— Start Supplied data —
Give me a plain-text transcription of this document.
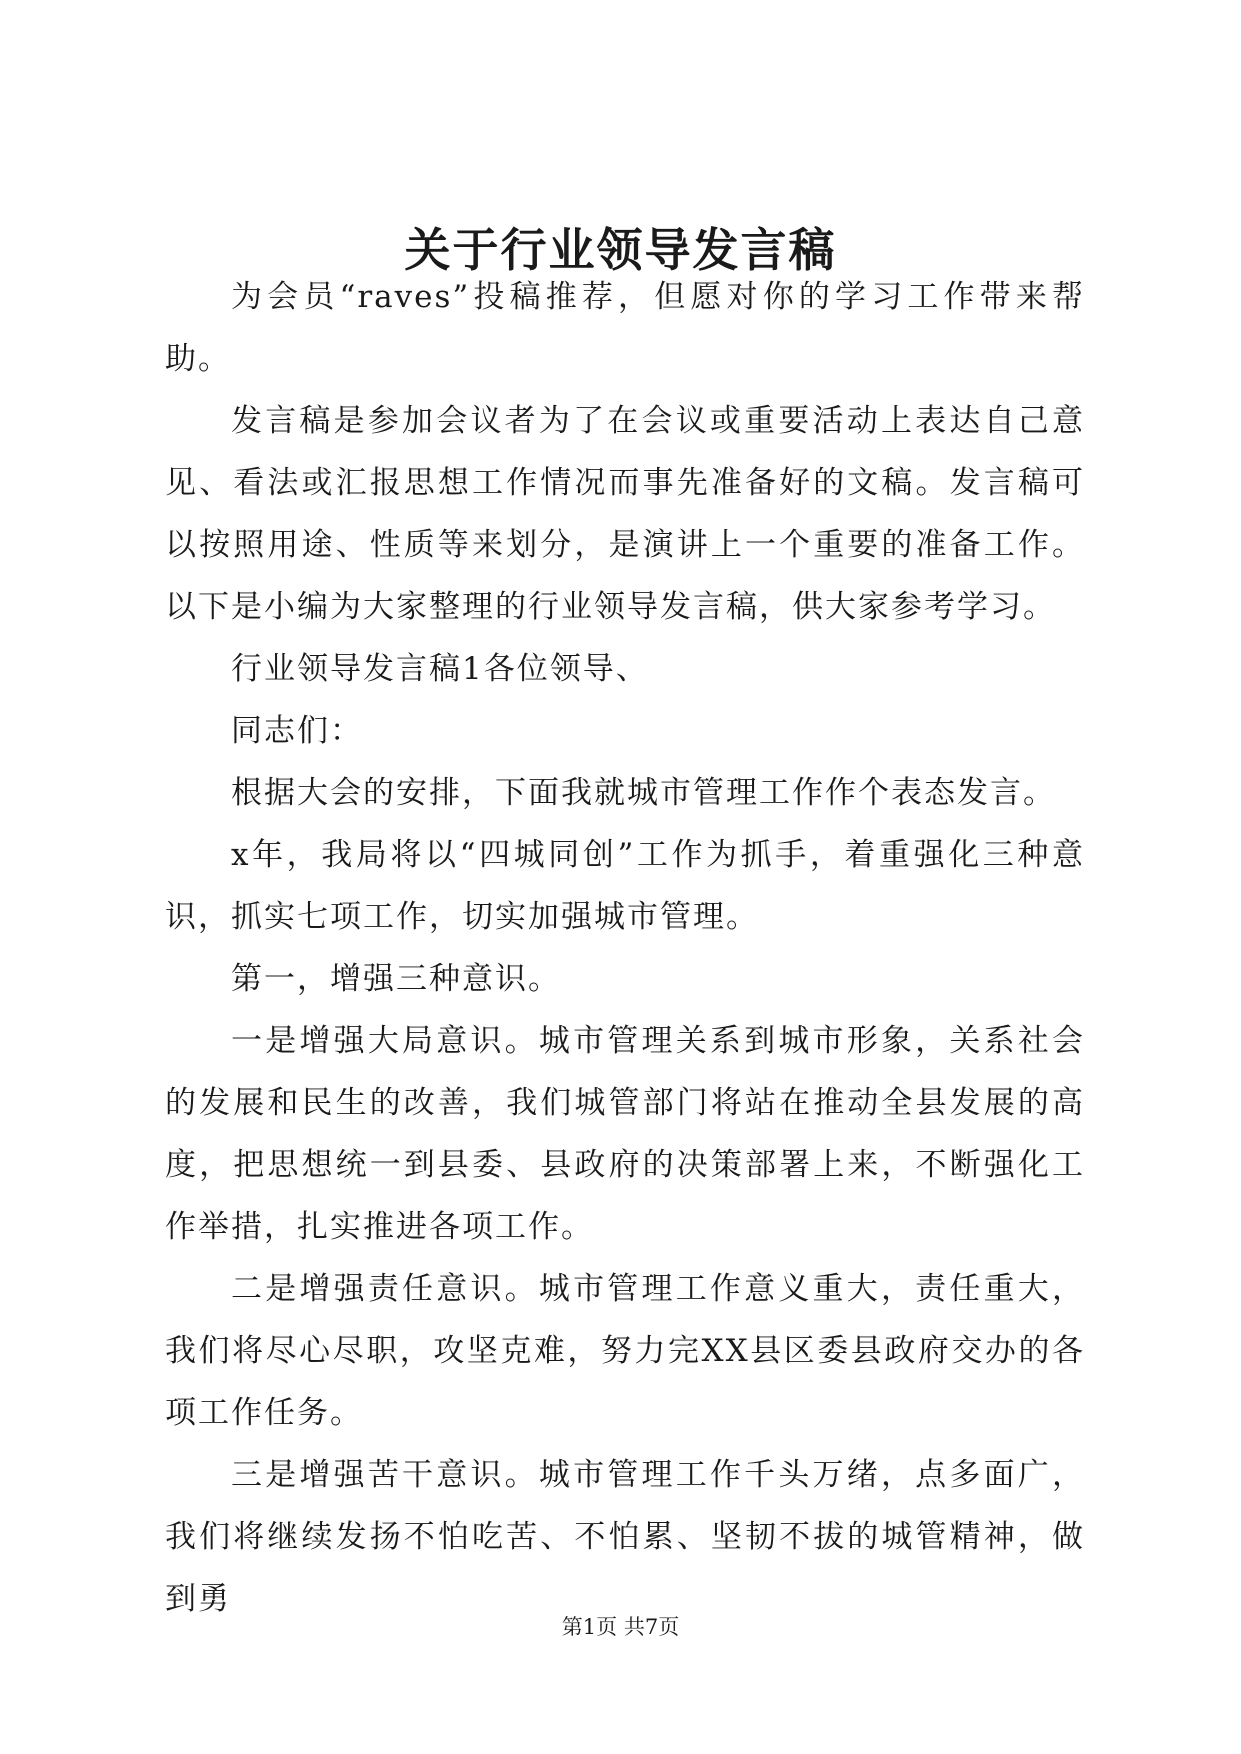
关于行业领导发言稿

为会员“raves”投稿推荐，但愿对你的学习工作带来帮助。

发言稿是参加会议者为了在会议或重要活动上表达自己意见、看法或汇报思想工作情况而事先准备好的文稿。发言稿可以按照用途、性质等来划分，是演讲上一个重要的准备工作。以下是小编为大家整理的行业领导发言稿，供大家参考学习。

行业领导发言稿1各位领导、

同志们：

根据大会的安排，下面我就城市管理工作作个表态发言。

x年，我局将以“四城同创”工作为抓手，着重强化三种意识，抓实七项工作，切实加强城市管理。

第一，增强三种意识。

一是增强大局意识。城市管理关系到城市形象，关系社会的发展和民生的改善，我们城管部门将站在推动全县发展的高度，把思想统一到县委、县政府的决策部署上来，不断强化工作举措，扎实推进各项工作。

二是增强责任意识。城市管理工作意义重大，责任重大，我们将尽心尽职，攻坚克难，努力完XX县区委县政府交办的各项工作任务。

三是增强苦干意识。城市管理工作千头万绪，点多面广，我们将继续发扬不怕吃苦、不怕累、坚韧不拔的城管精神，做到勇

第1页 共7页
— End Supplied data —
Without the pictures, return the entries exactly as they appear.

Give me a plain-text transcription of this document.
关于行业领导发言稿

为会员“raves”投稿推荐，但愿对你的学习工作带来帮助。

发言稿是参加会议者为了在会议或重要活动上表达自己意见、看法或汇报思想工作情况而事先准备好的文稿。发言稿可以按照用途、性质等来划分，是演讲上一个重要的准备工作。以下是小编为大家整理的行业领导发言稿，供大家参考学习。

行业领导发言稿1各位领导、

同志们：

根据大会的安排，下面我就城市管理工作作个表态发言。

x年，我局将以“四城同创”工作为抓手，着重强化三种意识，抓实七项工作，切实加强城市管理。

第一，增强三种意识。

一是增强大局意识。城市管理关系到城市形象，关系社会的发展和民生的改善，我们城管部门将站在推动全县发展的高度，把思想统一到县委、县政府的决策部署上来，不断强化工作举措，扎实推进各项工作。

二是增强责任意识。城市管理工作意义重大，责任重大，我们将尽心尽职，攻坚克难，努力完XX县区委县政府交办的各项工作任务。

三是增强苦干意识。城市管理工作千头万绪，点多面广，我们将继续发扬不怕吃苦、不怕累、坚韧不拔的城管精神，做到勇

第1页 共7页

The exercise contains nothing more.